Records provided.
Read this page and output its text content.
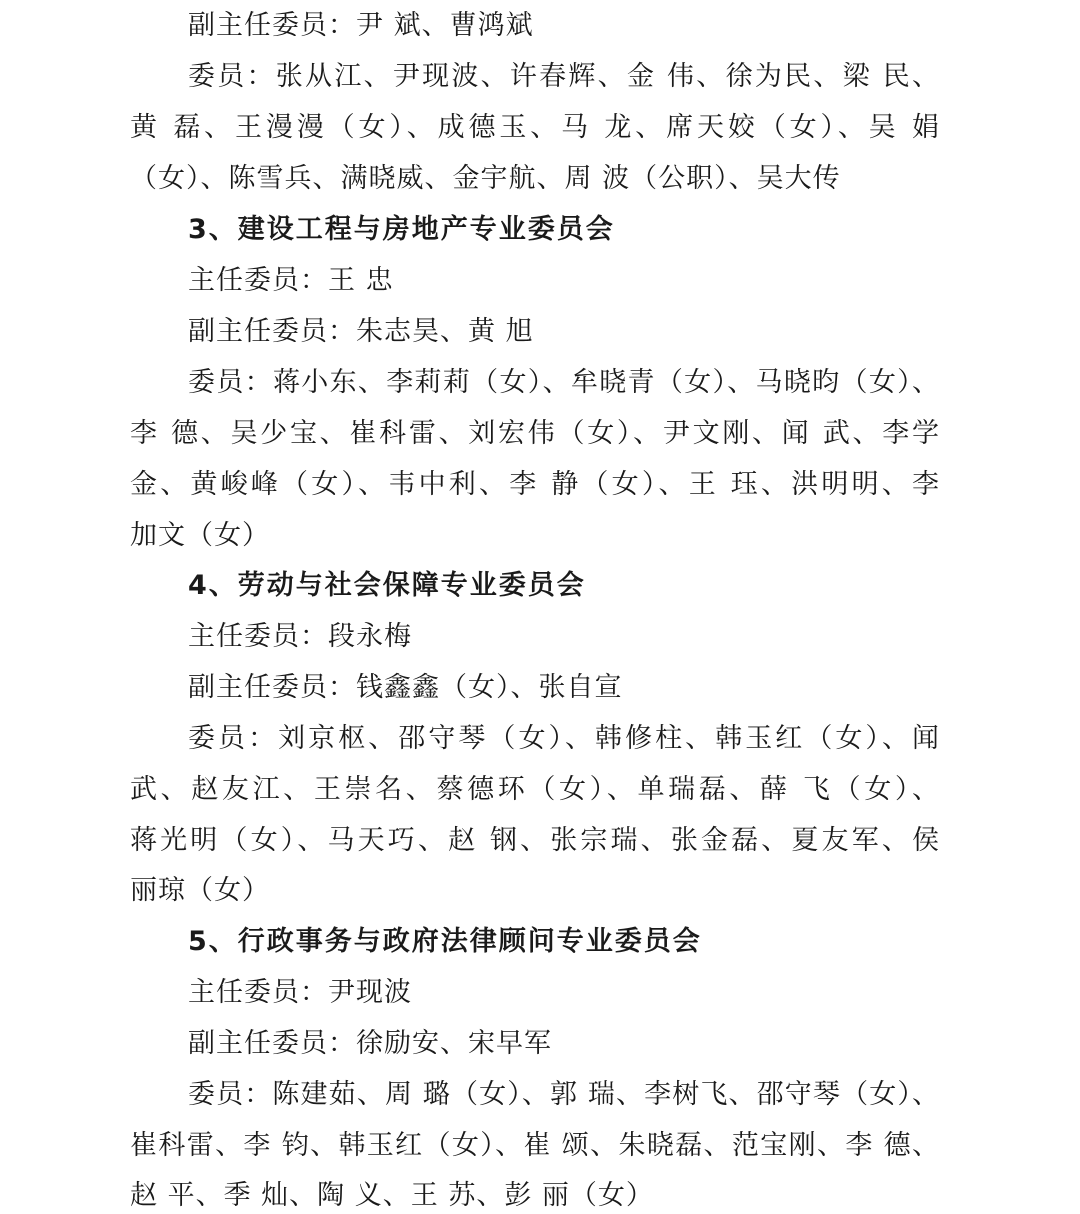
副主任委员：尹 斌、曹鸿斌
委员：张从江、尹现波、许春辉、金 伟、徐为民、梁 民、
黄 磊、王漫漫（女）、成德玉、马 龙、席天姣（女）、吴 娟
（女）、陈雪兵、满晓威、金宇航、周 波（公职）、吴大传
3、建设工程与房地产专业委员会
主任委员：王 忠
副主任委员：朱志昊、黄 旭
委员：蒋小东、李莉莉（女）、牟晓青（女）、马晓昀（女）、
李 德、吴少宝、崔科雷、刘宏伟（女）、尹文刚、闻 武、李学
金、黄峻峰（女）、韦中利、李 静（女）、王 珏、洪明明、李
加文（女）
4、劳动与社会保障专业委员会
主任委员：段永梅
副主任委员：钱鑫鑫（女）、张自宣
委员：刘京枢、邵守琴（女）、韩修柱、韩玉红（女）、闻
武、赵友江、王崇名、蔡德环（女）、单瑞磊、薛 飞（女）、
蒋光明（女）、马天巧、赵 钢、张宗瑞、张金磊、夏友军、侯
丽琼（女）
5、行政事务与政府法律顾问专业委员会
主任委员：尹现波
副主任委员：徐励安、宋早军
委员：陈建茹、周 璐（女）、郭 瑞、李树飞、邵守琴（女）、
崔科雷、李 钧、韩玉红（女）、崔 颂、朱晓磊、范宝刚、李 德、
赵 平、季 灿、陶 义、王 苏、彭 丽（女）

Goal. Copy every line of the data exactly as written, excluding the pictures.

Exercise answer.
Read this page and output its text content.
副主任委员：尹 斌、曹鸿斌
委员：张从江、尹现波、许春辉、金 伟、徐为民、梁 民、
黄 磊、王漫漫（女）、成德玉、马 龙、席天姣（女）、吴 娟
（女）、陈雪兵、满晓威、金宇航、周 波（公职）、吴大传
3、建设工程与房地产专业委员会
主任委员：王 忠
副主任委员：朱志昊、黄 旭
委员：蒋小东、李莉莉（女）、牟晓青（女）、马晓昀（女）、
李 德、吴少宝、崔科雷、刘宏伟（女）、尹文刚、闻 武、李学
金、黄峻峰（女）、韦中利、李 静（女）、王 珏、洪明明、李
加文（女）
4、劳动与社会保障专业委员会
主任委员：段永梅
副主任委员：钱鑫鑫（女）、张自宣
委员：刘京枢、邵守琴（女）、韩修柱、韩玉红（女）、闻
武、赵友江、王崇名、蔡德环（女）、单瑞磊、薛 飞（女）、
蒋光明（女）、马天巧、赵 钢、张宗瑞、张金磊、夏友军、侯
丽琼（女）
5、行政事务与政府法律顾问专业委员会
主任委员：尹现波
副主任委员：徐励安、宋早军
委员：陈建茹、周 璐（女）、郭 瑞、李树飞、邵守琴（女）、
崔科雷、李 钧、韩玉红（女）、崔 颂、朱晓磊、范宝刚、李 德、
赵 平、季 灿、陶 义、王 苏、彭 丽（女）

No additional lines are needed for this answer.